- [Requirement]
Gather every line of the entries that includes the word "automaattisesti".

--- start of Information shown ---

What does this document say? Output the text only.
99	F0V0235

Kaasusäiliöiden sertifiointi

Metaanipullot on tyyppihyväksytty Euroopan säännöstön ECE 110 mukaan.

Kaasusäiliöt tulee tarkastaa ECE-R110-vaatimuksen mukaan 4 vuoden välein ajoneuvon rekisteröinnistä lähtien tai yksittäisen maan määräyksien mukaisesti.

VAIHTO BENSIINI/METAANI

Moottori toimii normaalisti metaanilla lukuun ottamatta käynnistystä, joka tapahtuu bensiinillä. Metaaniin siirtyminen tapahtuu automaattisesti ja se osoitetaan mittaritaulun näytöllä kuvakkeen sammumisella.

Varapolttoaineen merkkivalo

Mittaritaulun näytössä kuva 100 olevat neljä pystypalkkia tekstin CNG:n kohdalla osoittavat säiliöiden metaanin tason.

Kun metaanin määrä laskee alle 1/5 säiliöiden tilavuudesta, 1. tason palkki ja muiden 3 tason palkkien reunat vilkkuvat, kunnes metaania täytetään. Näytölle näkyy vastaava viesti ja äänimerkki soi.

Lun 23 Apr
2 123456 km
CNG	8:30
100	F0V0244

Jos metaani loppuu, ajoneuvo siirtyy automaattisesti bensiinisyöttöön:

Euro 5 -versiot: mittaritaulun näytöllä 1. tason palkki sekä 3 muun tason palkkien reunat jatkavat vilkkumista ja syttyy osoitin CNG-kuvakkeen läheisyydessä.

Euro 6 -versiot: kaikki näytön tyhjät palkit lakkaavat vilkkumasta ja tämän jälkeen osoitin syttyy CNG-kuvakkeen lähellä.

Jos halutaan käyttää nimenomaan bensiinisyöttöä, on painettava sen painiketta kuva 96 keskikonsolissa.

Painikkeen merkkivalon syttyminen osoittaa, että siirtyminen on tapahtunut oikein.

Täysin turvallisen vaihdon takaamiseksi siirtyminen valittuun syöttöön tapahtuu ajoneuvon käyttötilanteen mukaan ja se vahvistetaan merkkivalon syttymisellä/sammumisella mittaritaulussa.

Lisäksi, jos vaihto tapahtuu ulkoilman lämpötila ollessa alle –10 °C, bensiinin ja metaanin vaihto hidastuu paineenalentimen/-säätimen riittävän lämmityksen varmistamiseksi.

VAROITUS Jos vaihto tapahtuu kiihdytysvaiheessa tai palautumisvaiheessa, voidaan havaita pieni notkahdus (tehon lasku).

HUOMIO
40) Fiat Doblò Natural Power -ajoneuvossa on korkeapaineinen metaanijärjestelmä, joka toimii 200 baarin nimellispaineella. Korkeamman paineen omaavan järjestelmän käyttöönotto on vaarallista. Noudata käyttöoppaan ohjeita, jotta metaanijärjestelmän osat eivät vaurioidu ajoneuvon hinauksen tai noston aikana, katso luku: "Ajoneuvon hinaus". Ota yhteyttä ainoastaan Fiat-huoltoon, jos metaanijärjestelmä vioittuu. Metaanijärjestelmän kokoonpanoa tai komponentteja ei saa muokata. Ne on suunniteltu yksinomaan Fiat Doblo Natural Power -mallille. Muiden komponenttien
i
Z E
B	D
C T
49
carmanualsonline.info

--- end of Information shown ---

- [Result]
Moottori toimii normaalisti metaanilla lukuun ottamatta käynnistystä, joka tapahtuu bensiinillä. Metaaniin siirtyminen tapahtuu automaattisesti ja se osoitetaan mittaritaulun näytöllä kuvakkeen sammumisella.
Jos metaani loppuu, ajoneuvo siirtyy automaattisesti bensiinisyöttöön:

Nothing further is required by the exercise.